◆ Exercise: Search the material below for the word "went". Copy every line that has it.

◆ Exercise materials:
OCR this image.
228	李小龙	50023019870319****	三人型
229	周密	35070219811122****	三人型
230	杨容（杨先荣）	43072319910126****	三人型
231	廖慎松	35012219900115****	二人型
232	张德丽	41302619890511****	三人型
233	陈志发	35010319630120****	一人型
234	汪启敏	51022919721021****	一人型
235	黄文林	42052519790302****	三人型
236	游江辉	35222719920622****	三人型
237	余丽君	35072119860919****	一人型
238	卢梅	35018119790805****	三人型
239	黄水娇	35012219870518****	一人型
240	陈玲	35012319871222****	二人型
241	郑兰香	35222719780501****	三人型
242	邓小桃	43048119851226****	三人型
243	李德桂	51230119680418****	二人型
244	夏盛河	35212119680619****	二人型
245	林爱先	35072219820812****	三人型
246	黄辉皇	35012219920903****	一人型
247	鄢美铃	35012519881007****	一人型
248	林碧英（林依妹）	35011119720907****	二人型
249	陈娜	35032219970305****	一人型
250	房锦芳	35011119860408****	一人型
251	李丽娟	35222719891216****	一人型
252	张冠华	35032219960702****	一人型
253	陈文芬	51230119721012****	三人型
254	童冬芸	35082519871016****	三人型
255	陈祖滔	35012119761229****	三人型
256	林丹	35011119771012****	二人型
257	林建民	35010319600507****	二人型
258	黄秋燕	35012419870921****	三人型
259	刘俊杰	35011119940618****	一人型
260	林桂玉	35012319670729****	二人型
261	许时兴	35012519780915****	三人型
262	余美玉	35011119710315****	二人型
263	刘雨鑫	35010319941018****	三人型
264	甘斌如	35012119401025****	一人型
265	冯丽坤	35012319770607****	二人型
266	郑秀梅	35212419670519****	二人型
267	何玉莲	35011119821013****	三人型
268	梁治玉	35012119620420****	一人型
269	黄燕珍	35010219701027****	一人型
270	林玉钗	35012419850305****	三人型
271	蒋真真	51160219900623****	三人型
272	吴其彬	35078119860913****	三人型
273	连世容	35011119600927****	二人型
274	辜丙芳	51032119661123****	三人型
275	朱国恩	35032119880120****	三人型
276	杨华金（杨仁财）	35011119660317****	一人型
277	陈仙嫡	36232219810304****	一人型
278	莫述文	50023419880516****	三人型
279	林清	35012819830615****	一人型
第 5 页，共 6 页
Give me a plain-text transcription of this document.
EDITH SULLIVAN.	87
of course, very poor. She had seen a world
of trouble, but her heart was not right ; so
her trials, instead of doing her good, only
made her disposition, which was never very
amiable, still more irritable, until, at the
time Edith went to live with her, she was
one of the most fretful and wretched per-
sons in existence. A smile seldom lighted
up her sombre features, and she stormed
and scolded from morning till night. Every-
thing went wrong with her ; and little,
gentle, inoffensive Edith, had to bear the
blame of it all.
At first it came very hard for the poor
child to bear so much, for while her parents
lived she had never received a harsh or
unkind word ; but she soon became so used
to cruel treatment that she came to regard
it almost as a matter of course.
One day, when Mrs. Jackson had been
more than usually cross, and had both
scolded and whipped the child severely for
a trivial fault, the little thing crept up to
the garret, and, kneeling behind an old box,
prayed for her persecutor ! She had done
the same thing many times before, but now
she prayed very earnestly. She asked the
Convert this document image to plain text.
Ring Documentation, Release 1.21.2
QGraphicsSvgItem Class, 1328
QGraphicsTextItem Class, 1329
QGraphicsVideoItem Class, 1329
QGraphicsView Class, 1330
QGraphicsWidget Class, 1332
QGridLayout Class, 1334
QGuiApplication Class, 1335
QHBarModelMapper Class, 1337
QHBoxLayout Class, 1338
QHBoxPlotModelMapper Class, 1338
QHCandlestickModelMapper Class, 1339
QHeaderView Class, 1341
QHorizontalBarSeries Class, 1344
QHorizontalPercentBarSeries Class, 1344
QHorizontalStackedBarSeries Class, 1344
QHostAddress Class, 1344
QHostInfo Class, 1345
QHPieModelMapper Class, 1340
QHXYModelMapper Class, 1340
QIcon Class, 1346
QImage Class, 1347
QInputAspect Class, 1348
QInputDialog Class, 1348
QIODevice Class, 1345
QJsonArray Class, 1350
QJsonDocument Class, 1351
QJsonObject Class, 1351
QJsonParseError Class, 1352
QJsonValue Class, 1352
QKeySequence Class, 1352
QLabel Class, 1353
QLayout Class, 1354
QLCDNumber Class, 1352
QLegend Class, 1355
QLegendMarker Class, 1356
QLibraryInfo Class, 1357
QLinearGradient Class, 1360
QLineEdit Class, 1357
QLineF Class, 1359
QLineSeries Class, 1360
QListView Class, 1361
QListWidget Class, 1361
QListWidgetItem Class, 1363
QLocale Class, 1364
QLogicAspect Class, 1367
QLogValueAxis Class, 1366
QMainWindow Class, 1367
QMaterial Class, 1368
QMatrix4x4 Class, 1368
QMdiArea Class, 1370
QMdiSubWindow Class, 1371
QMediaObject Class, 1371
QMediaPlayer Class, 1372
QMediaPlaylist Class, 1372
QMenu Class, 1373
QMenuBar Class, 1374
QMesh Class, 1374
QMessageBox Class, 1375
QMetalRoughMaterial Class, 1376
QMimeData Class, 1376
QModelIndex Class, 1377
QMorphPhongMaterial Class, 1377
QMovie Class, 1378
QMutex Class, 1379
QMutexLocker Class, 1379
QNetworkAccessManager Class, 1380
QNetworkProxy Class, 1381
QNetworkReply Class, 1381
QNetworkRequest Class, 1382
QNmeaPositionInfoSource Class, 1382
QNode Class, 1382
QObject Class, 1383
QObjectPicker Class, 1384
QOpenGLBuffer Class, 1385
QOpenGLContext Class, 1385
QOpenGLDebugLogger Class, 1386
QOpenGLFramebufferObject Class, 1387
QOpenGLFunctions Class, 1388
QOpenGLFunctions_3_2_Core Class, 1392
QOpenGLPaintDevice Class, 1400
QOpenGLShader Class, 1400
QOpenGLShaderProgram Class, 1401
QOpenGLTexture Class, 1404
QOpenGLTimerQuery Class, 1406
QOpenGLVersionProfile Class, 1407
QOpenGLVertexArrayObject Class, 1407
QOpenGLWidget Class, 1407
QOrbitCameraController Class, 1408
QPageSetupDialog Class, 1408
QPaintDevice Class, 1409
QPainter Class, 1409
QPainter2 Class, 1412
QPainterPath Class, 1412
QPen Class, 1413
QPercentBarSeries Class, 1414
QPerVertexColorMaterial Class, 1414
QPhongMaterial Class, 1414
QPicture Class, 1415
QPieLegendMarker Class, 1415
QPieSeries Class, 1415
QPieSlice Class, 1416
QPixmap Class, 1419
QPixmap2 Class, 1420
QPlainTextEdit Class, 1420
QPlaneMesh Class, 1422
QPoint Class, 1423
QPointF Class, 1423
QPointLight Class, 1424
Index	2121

◆ Full response:
time Edith went to live with her, she was
thing went wrong with her ; and little,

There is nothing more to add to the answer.